Excerpted records =
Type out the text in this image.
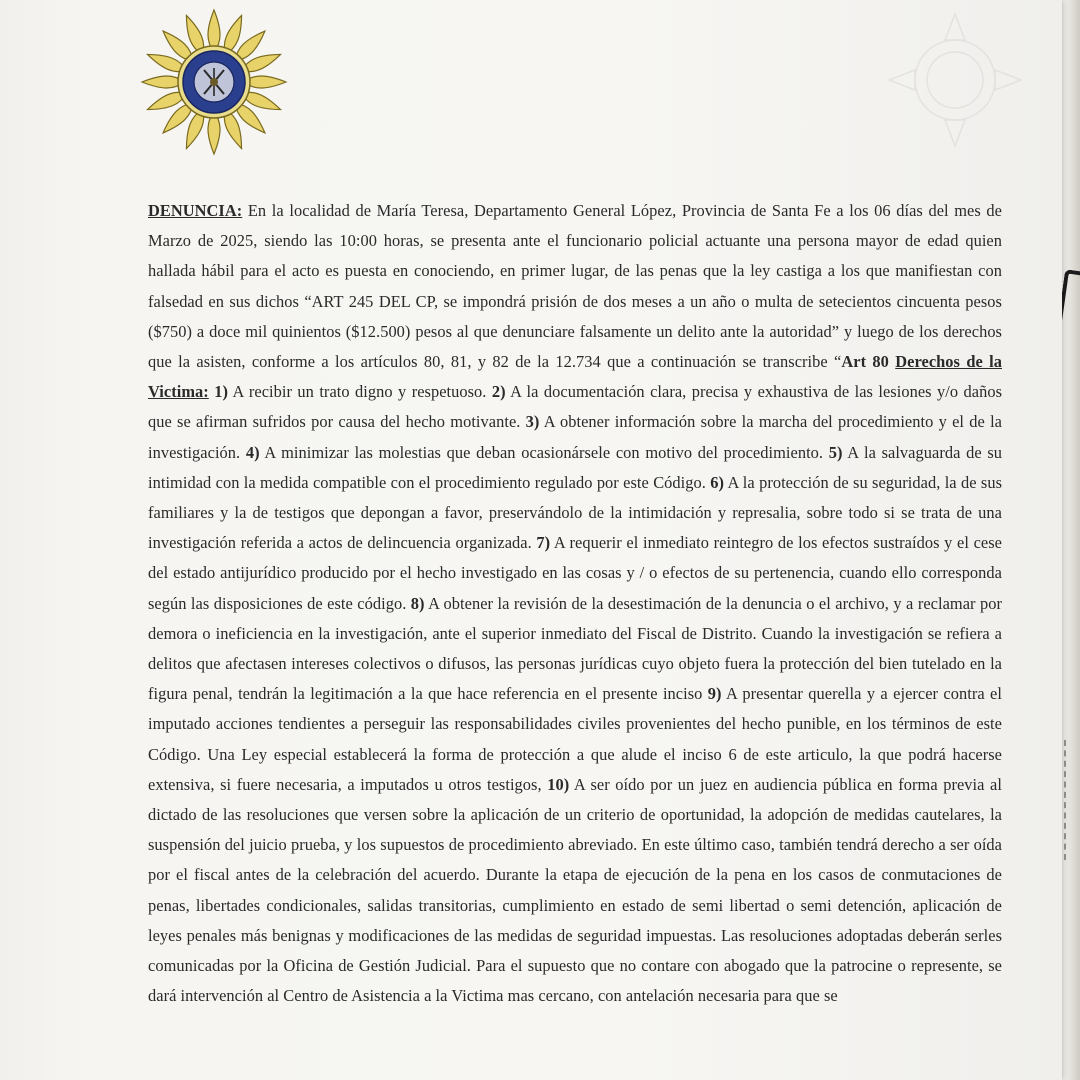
DENUNCIA: En la localidad de María Teresa, Departamento General López, Provincia de Santa Fe a los 06 días del mes de Marzo de 2025, siendo las 10:00 horas, se presenta ante el funcionario policial actuante una persona mayor de edad quien hallada hábil para el acto es puesta en conociendo, en primer lugar, de las penas que la ley castiga a los que manifiestan con falsedad en sus dichos “ART 245 DEL CP, se impondrá prisión de dos meses a un año o multa de setecientos cincuenta pesos ($750) a doce mil quinientos ($12.500) pesos al que denunciare falsamente un delito ante la autoridad” y luego de los derechos que la asisten, conforme a los artículos 80, 81, y 82 de la 12.734 que a continuación se transcribe “Art 80 Derechos de la Victima: 1) A recibir un trato digno y respetuoso. 2) A la documentación clara, precisa y exhaustiva de las lesiones y/o daños que se afirman sufridos por causa del hecho motivante. 3) A obtener información sobre la marcha del procedimiento y el de la investigación. 4) A minimizar las molestias que deban ocasionársele con motivo del procedimiento. 5) A la salvaguarda de su intimidad con la medida compatible con el procedimiento regulado por este Código. 6) A la protección de su seguridad, la de sus familiares y la de testigos que depongan a favor, preservándolo de la intimidación y represalia, sobre todo si se trata de una investigación referida a actos de delincuencia organizada. 7) A requerir el inmediato reintegro de los efectos sustraídos y el cese del estado antijurídico producido por el hecho investigado en las cosas y / o efectos de su pertenencia, cuando ello corresponda según las disposiciones de este código. 8) A obtener la revisión de la desestimación de la denuncia o el archivo, y a reclamar por demora o ineficiencia en la investigación, ante el superior inmediato del Fiscal de Distrito. Cuando la investigación se refiera a delitos que afectasen intereses colectivos o difusos, las personas jurídicas cuyo objeto fuera la protección del bien tutelado en la figura penal, tendrán la legitimación a la que hace referencia en el presente inciso 9) A presentar querella y a ejercer contra el imputado acciones tendientes a perseguir las responsabilidades civiles provenientes del hecho punible, en los términos de este Código. Una Ley especial establecerá la forma de protección a que alude el inciso 6 de este articulo, la que podrá hacerse extensiva, si fuere necesaria, a imputados u otros testigos, 10) A ser oído por un juez en audiencia pública en forma previa al dictado de las resoluciones que versen sobre la aplicación de un criterio de oportunidad, la adopción de medidas cautelares, la suspensión del juicio prueba, y los supuestos de procedimiento abreviado. En este último caso, también tendrá derecho a ser oída por el fiscal antes de la celebración del acuerdo. Durante la etapa de ejecución de la pena en los casos de conmutaciones de penas, libertades condicionales, salidas transitorias, cumplimiento en estado de semi libertad o semi detención, aplicación de leyes penales más benignas y modificaciones de las medidas de seguridad impuestas. Las resoluciones adoptadas deberán serles comunicadas por la Oficina de Gestión Judicial. Para el supuesto que no contare con abogado que la patrocine o represente, se dará intervención al Centro de Asistencia a la Victima mas cercano, con antelación necesaria para que se
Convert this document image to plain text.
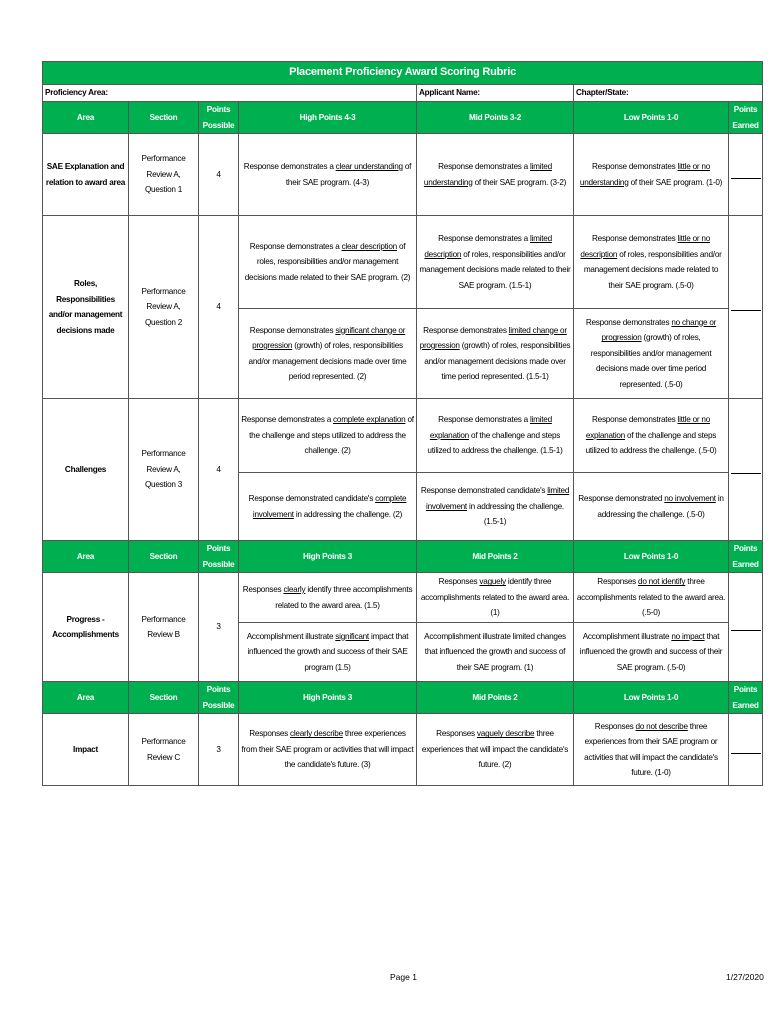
Placement Proficiency Award Scoring Rubric						
Proficiency Area:				Applicant Name:	Chapter/State:	
Area	Section	Points Possible	High Points 4-3	Mid Points 3-2	Low Points 1-0	Points Earned
SAE Explanation and relation to award area	Performance Review A, Question 1	4	Response demonstrates a clear understanding of their SAE program. (4-3)	Response demonstrates a limited understanding of their SAE program. (3-2)	Response demonstrates little or no understanding of their SAE program. (1-0)	
Roles, Responsibilities and/or management decisions made	Performance Review A, Question 2	4	Response demonstrates a clear description of roles, responsibilities and/or management decisions made related to their SAE program. (2)	Response demonstrates a limited description of roles, responsibilities and/or management decisions made related to their SAE program. (1.5-1)	Response demonstrates little or no description of roles, responsibilities and/or management decisions made related to their SAE program. (.5-0)	
			Response demonstrates significant change or progression (growth) of roles, responsibilities and/or management decisions made over time period represented. (2)	Response demonstrates limited change or progression (growth) of roles, responsibilities and/or management decisions made over time period represented. (1.5-1)	Response demonstrates no change or progression (growth) of roles, responsibilities and/or management decisions made over time period represented. (.5-0)	
Challenges	Performance Review A, Question 3	4	Response demonstrates a complete explanation of the challenge and steps utilized to address the challenge. (2)	Response demonstrates a limited explanation of the challenge and steps utilized to address the challenge. (1.5-1)	Response demonstrates little or no explanation of the challenge and steps utilized to address the challenge. (.5-0)	
			Response demonstrated candidate's complete involvement in addressing the challenge. (2)	Response demonstrated candidate's limited involvement in addressing the challenge. (1.5-1)	Response demonstrated no involvement in addressing the challenge. (.5-0)	
Area	Section	Points Possible	High Points 3	Mid Points 2	Low Points 1-0	Points Earned
Progress - Accomplishments	Performance Review B	3	Responses clearly identify three accomplishments related to the award area. (1.5)	Responses vaguely identify three accomplishments related to the award area. (1)	Responses do not identify three accomplishments related to the award area. (.5-0)	
			Accomplishment illustrate significant impact that influenced the growth and success of their SAE program (1.5)	Accomplishment illustrate limited changes that influenced the growth and success of their SAE program. (1)	Accomplishment illustrate no impact that influenced the growth and success of their SAE program. (.5-0)	
Area	Section	Points Possible	High Points 3	Mid Points 2	Low Points 1-0	Points Earned
Impact	Performance Review C	3	Responses clearly describe three experiences from their SAE program or activities that will impact the candidate's future. (3)	Responses vaguely describe three experiences that will impact the candidate's future. (2)	Responses do not describe three experiences from their SAE program or activities that will impact the candidate's future. (1-0)	
Page 1	1/27/2020
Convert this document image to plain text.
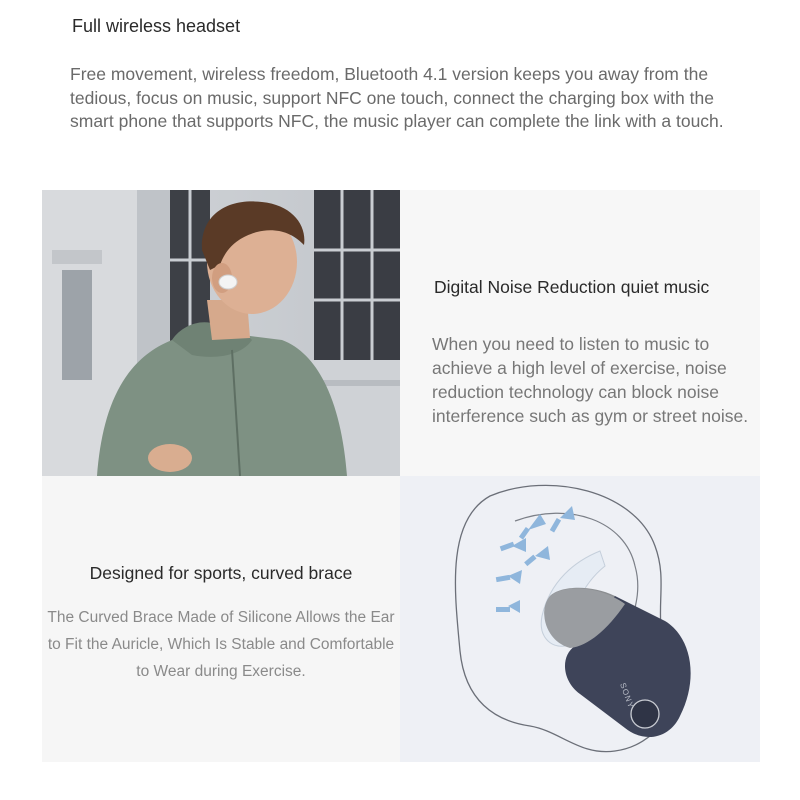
Full wireless headset
Free movement, wireless freedom, Bluetooth 4.1 version keeps you away from the tedious, focus on music, support NFC one touch, connect the charging box with the smart phone that supports NFC, the music player can complete the link with a touch.
Digital Noise Reduction quiet music
When you need to listen to music to achieve a high level of exercise, noise reduction technology can block noise interference such as gym or street noise.
Designed for sports, curved brace
The Curved Brace Made of Silicone Allows the Ear to Fit the Auricle, Which Is Stable and Comfortable to Wear during Exercise.
SONY
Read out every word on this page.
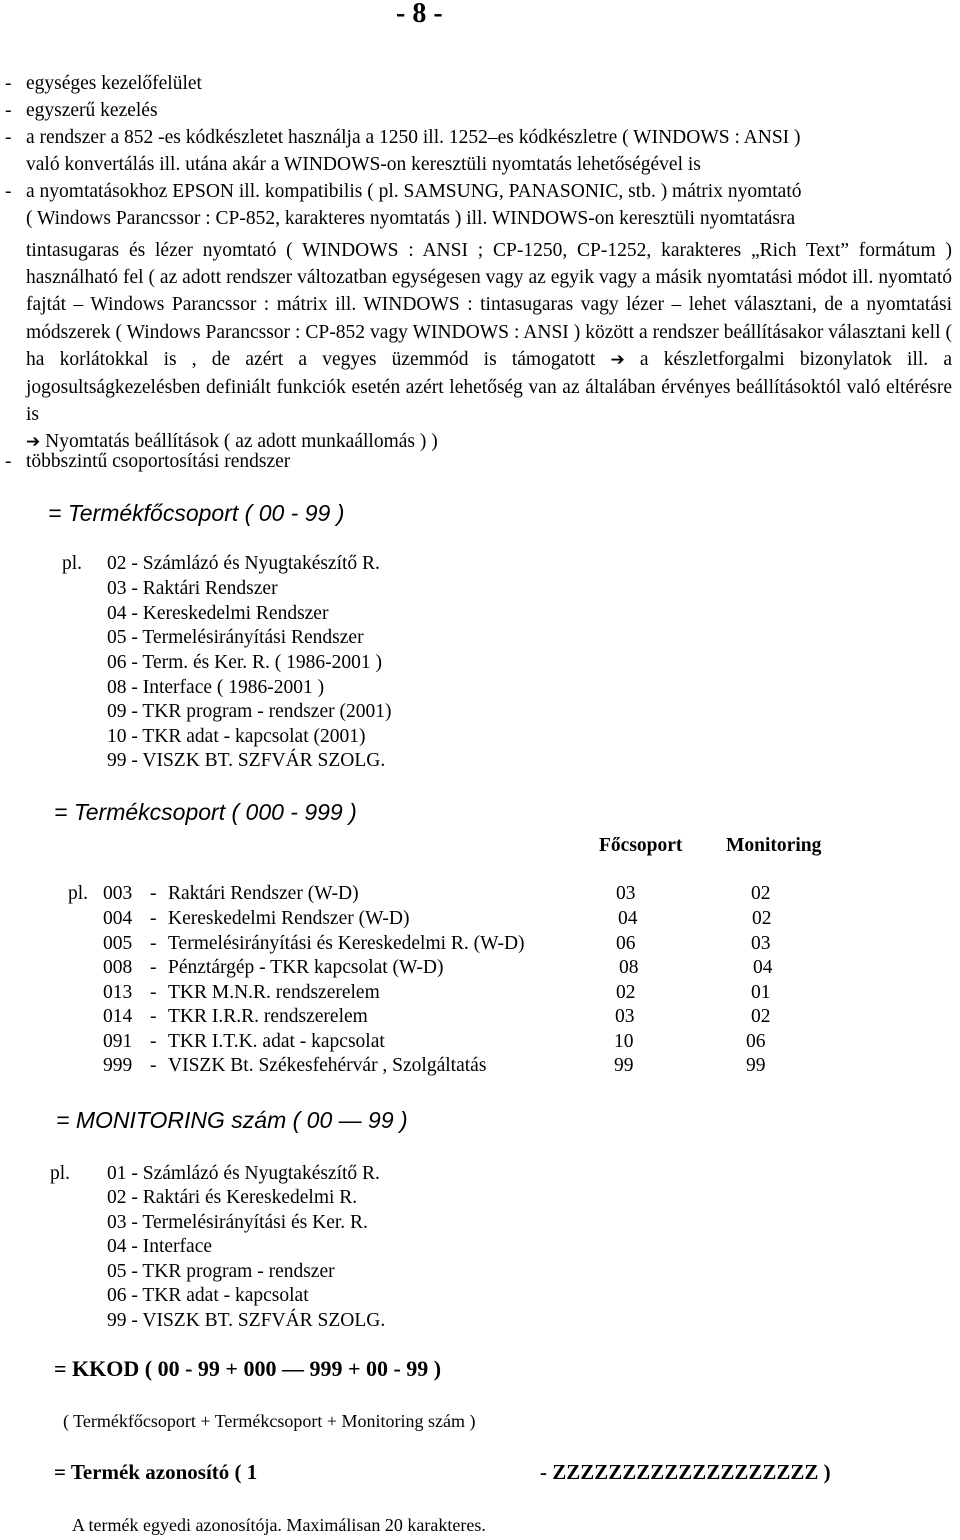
- 8 -
- egységes kezelőfelület
- egyszerű kezelés
- a rendszer a 852 -es kódkészletet használja a 1250 ill. 1252–es kódkészletre ( WINDOWS : ANSI )
való konvertálás ill. utána akár a WINDOWS-on keresztüli nyomtatás lehetőségével is
- a nyomtatásokhoz EPSON ill. kompatibilis ( pl. SAMSUNG, PANASONIC, stb. ) mátrix nyomtató
( Windows Parancssor : CP-852, karakteres nyomtatás ) ill. WINDOWS-on keresztüli nyomtatásra
tintasugaras és lézer nyomtató ( WINDOWS : ANSI ; CP-1250, CP-1252, karakteres „Rich Text” formátum ) használható fel ( az adott rendszer változatban egységesen vagy az egyik vagy a másik nyomtatási módot ill. nyomtató fajtát – Windows Parancssor : mátrix ill. WINDOWS : tintasugaras vagy lézer – lehet választani, de a nyomtatási módszerek ( Windows Parancssor : CP-852 vagy WINDOWS : ANSI ) között a rendszer beállításakor választani kell ( ha korlátokkal is , de azért a vegyes üzemmód is támogatott ➔ a készletforgalmi bizonylatok ill. a jogosultságkezelésben definiált funkciók esetén azért lehetőség van az általában érvényes beállításoktól való eltérésre is
➔ Nyomtatás beállítások ( az adott munkaállomás ) )
- többszintű csoportosítási rendszer
= Termékfőcsoport ( 00 - 99 )
pl. 02 - Számlázó és Nyugtakészítő R.
03 - Raktári Rendszer
04 - Kereskedelmi Rendszer
05 - Termelésirányítási Rendszer
06 - Term. és Ker. R. ( 1986-2001 )
08 - Interface ( 1986-2001 )
09 - TKR program - rendszer (2001)
10 - TKR adat - kapcsolat (2001)
99 - VISZK BT. SZFVÁR SZOLG.
= Termékcsoport ( 000 - 999 )
Főcsoport Monitoring
pl. 003 - Raktári Rendszer (W-D)	03	02
004 - Kereskedelmi Rendszer (W-D)	04	02
005 - Termelésirányítási és Kereskedelmi R. (W-D)	06	03
008 - Pénztárgép - TKR kapcsolat (W-D)	08	04
013 - TKR M.N.R. rendszerelem	02	01
014 - TKR I.R.R. rendszerelem	03	02
091 - TKR I.T.K. adat - kapcsolat	10	06
999 - VISZK Bt. Székesfehérvár , Szolgáltatás	99	99
= MONITORING szám ( 00 — 99 )
pl. 01 - Számlázó és Nyugtakészítő R.
02 - Raktári és Kereskedelmi R.
03 - Termelésirányítási és Ker. R.
04 - Interface
05 - TKR program - rendszer
06 - TKR adat - kapcsolat
99 - VISZK BT. SZFVÁR SZOLG.
= KKOD ( 00 - 99 + 000 — 999 + 00 - 99 )
( Termékfőcsoport + Termékcsoport + Monitoring szám )
= Termék azonosító ( 1	- ZZZZZZZZZZZZZZZZZZZ )
A termék egyedi azonosítója. Maximálisan 20 karakteres.
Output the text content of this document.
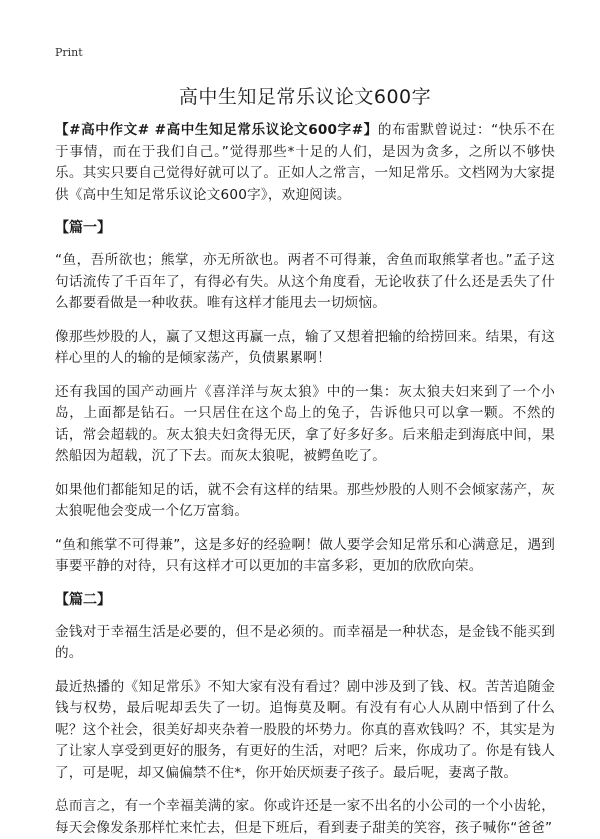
Print
高中生知足常乐议论文600字

【#高中作文# #高中生知足常乐议论文600字#】的布雷默曾说过：“快乐不在于事情，而在于我们自己。”觉得那些*十足的人们，是因为贪多，之所以不够快乐。其实只要自己觉得好就可以了。正如人之常言，一知足常乐。文档网为大家提供《高中生知足常乐议论文600字》，欢迎阅读。

【篇一】

“鱼，吾所欲也；熊掌，亦无所欲也。两者不可得兼，舍鱼而取熊掌者也。”孟子这句话流传了千百年了，有得必有失。从这个角度看，无论收获了什么还是丢失了什么都要看做是一种收获。唯有这样才能甩去一切烦恼。

像那些炒股的人，赢了又想这再赢一点，输了又想着把输的给捞回来。结果，有这样心里的人的输的是倾家荡产，负债累累啊！

还有我国的国产动画片《喜洋洋与灰太狼》中的一集：灰太狼夫妇来到了一个小岛，上面都是钻石。一只居住在这个岛上的兔子，告诉他只可以拿一颗。不然的话，常会超载的。灰太狼夫妇贪得无厌，拿了好多好多。后来船走到海底中间，果然船因为超载，沉了下去。而灰太狼呢，被鳄鱼吃了。

如果他们都能知足的话，就不会有这样的结果。那些炒股的人则不会倾家荡产，灰太狼呢他会变成一个亿万富翁。

“鱼和熊掌不可得兼”，这是多好的经验啊！做人要学会知足常乐和心满意足，遇到事要平静的对待，只有这样才可以更加的丰富多彩，更加的欣欣向荣。

【篇二】

金钱对于幸福生活是必要的，但不是必须的。而幸福是一种状态，是金钱不能买到的。

最近热播的《知足常乐》不知大家有没有看过？剧中涉及到了钱、权。苦苦追随金钱与权势，最后呢却丢失了一切。追悔莫及啊。有没有有心人从剧中悟到了什么呢？这个社会，很美好却夹杂着一股股的坏势力。你真的喜欢钱吗？不，其实是为了让家人享受到更好的服务，有更好的生活，对吧？后来，你成功了。你是有钱人了，可是呢，却又偏偏禁不住*，你开始厌烦妻子孩子。最后呢，妻离子散。

总而言之，有一个幸福美满的家。你或许还是一家不出名的小公司的一个小齿轮，每天会像发条那样忙来忙去，但是下班后，看到妻子甜美的笑容，孩子喊你“爸爸”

Goal =
Above is a listing; report how many of its lines include the word "three", giving the number only.

Solved exercise =
2